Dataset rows
------------------------------------------------------------
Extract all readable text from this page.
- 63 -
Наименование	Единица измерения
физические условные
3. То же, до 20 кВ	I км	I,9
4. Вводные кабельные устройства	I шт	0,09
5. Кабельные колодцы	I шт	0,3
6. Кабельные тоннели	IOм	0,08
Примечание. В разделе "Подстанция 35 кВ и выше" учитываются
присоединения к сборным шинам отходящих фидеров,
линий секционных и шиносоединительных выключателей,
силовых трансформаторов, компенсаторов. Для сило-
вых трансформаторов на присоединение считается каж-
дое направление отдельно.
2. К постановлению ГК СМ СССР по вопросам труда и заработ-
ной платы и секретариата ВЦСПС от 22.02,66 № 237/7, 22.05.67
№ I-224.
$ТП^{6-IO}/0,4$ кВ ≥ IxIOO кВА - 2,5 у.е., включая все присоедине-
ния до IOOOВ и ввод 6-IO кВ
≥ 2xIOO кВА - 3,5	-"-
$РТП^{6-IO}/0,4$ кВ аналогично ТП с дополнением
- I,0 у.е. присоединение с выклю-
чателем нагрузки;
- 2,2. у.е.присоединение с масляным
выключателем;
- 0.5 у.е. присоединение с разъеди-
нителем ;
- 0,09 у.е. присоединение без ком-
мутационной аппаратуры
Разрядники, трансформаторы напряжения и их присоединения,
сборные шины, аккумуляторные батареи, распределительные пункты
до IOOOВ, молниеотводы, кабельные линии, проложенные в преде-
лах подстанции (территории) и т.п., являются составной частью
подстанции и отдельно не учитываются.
------------------------------------------------------------
*To do*: From the listing above, collect each line in which the string "IOOOВ" appears.

*Finished task*:
ния до IOOOВ и ввод 6-IO кВ
до IOOOВ, молниеотводы, кабельные линии, проложенные в преде-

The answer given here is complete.